-- Start STORED DATA --
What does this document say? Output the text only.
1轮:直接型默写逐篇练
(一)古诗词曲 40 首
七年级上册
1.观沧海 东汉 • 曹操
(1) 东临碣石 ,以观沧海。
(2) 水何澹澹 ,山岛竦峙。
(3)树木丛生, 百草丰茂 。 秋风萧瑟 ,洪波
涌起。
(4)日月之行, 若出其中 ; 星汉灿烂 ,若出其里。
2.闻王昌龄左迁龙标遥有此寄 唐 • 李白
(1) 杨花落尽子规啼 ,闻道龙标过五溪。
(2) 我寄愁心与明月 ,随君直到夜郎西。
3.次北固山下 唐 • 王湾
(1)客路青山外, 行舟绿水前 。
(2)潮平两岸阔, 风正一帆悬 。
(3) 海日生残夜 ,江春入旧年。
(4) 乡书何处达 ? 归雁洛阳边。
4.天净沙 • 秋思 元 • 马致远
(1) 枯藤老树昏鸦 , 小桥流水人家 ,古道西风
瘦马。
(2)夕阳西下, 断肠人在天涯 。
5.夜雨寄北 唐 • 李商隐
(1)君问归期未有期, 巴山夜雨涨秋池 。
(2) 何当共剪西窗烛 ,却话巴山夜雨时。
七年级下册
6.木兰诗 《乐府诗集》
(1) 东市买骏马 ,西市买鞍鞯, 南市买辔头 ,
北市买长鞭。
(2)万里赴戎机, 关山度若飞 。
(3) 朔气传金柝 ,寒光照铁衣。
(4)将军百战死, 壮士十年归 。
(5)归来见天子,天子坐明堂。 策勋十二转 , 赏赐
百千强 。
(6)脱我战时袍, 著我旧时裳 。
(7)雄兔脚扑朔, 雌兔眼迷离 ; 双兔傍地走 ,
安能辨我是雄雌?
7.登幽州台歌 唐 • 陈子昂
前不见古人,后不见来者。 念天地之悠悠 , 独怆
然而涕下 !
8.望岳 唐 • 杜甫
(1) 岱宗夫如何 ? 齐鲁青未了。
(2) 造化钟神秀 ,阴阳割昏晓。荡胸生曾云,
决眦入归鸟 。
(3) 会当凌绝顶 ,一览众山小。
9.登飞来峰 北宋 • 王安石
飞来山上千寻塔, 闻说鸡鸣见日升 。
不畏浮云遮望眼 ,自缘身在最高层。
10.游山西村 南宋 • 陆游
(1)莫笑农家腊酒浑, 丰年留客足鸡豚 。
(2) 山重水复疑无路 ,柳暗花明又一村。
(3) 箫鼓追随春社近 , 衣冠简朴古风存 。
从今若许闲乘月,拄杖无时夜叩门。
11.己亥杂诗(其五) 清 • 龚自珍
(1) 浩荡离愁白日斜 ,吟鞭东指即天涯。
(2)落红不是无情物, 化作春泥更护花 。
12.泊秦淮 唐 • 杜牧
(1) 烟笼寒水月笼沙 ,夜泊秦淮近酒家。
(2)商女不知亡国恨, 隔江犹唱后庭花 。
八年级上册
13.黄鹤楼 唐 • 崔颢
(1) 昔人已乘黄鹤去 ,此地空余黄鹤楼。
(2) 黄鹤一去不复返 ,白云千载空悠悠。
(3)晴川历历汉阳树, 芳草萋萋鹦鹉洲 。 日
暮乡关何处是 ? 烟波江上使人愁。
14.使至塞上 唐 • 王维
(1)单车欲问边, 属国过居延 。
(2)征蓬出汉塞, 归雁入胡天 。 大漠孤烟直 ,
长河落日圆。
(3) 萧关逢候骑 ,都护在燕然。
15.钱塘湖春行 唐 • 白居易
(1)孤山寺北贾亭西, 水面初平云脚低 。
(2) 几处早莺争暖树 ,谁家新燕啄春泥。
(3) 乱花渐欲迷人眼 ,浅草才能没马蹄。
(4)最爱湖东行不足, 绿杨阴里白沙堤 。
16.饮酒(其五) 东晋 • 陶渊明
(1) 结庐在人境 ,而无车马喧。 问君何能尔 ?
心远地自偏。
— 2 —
-- End STORED DATA --
» YOUR TASK:
Reproduce the listing above word for word.

» FINISHED ANSWER:
What does this document say? Output the text only.
1轮:直接型默写逐篇练
(一)古诗词曲 40 首
七年级上册
1.观沧海 东汉 • 曹操
(1) 东临碣石 ,以观沧海。
(2) 水何澹澹 ,山岛竦峙。
(3)树木丛生, 百草丰茂 。 秋风萧瑟 ,洪波
涌起。
(4)日月之行, 若出其中 ; 星汉灿烂 ,若出其里。
2.闻王昌龄左迁龙标遥有此寄 唐 • 李白
(1) 杨花落尽子规啼 ,闻道龙标过五溪。
(2) 我寄愁心与明月 ,随君直到夜郎西。
3.次北固山下 唐 • 王湾
(1)客路青山外, 行舟绿水前 。
(2)潮平两岸阔, 风正一帆悬 。
(3) 海日生残夜 ,江春入旧年。
(4) 乡书何处达 ? 归雁洛阳边。
4.天净沙 • 秋思 元 • 马致远
(1) 枯藤老树昏鸦 , 小桥流水人家 ,古道西风
瘦马。
(2)夕阳西下, 断肠人在天涯 。
5.夜雨寄北 唐 • 李商隐
(1)君问归期未有期, 巴山夜雨涨秋池 。
(2) 何当共剪西窗烛 ,却话巴山夜雨时。
七年级下册
6.木兰诗 《乐府诗集》
(1) 东市买骏马 ,西市买鞍鞯, 南市买辔头 ,
北市买长鞭。
(2)万里赴戎机, 关山度若飞 。
(3) 朔气传金柝 ,寒光照铁衣。
(4)将军百战死, 壮士十年归 。
(5)归来见天子,天子坐明堂。 策勋十二转 , 赏赐
百千强 。
(6)脱我战时袍, 著我旧时裳 。
(7)雄兔脚扑朔, 雌兔眼迷离 ; 双兔傍地走 ,
安能辨我是雄雌?
7.登幽州台歌 唐 • 陈子昂
前不见古人,后不见来者。 念天地之悠悠 , 独怆
然而涕下 !
8.望岳 唐 • 杜甫
(1) 岱宗夫如何 ? 齐鲁青未了。
(2) 造化钟神秀 ,阴阳割昏晓。荡胸生曾云,
决眦入归鸟 。
(3) 会当凌绝顶 ,一览众山小。
9.登飞来峰 北宋 • 王安石
飞来山上千寻塔, 闻说鸡鸣见日升 。
不畏浮云遮望眼 ,自缘身在最高层。
10.游山西村 南宋 • 陆游
(1)莫笑农家腊酒浑, 丰年留客足鸡豚 。
(2) 山重水复疑无路 ,柳暗花明又一村。
(3) 箫鼓追随春社近 , 衣冠简朴古风存 。
从今若许闲乘月,拄杖无时夜叩门。
11.己亥杂诗(其五) 清 • 龚自珍
(1) 浩荡离愁白日斜 ,吟鞭东指即天涯。
(2)落红不是无情物, 化作春泥更护花 。
12.泊秦淮 唐 • 杜牧
(1) 烟笼寒水月笼沙 ,夜泊秦淮近酒家。
(2)商女不知亡国恨, 隔江犹唱后庭花 。
八年级上册
13.黄鹤楼 唐 • 崔颢
(1) 昔人已乘黄鹤去 ,此地空余黄鹤楼。
(2) 黄鹤一去不复返 ,白云千载空悠悠。
(3)晴川历历汉阳树, 芳草萋萋鹦鹉洲 。 日
暮乡关何处是 ? 烟波江上使人愁。
14.使至塞上 唐 • 王维
(1)单车欲问边, 属国过居延 。
(2)征蓬出汉塞, 归雁入胡天 。 大漠孤烟直 ,
长河落日圆。
(3) 萧关逢候骑 ,都护在燕然。
15.钱塘湖春行 唐 • 白居易
(1)孤山寺北贾亭西, 水面初平云脚低 。
(2) 几处早莺争暖树 ,谁家新燕啄春泥。
(3) 乱花渐欲迷人眼 ,浅草才能没马蹄。
(4)最爱湖东行不足, 绿杨阴里白沙堤 。
16.饮酒(其五) 东晋 • 陶渊明
(1) 结庐在人境 ,而无车马喧。 问君何能尔 ?
心远地自偏。
— 2 —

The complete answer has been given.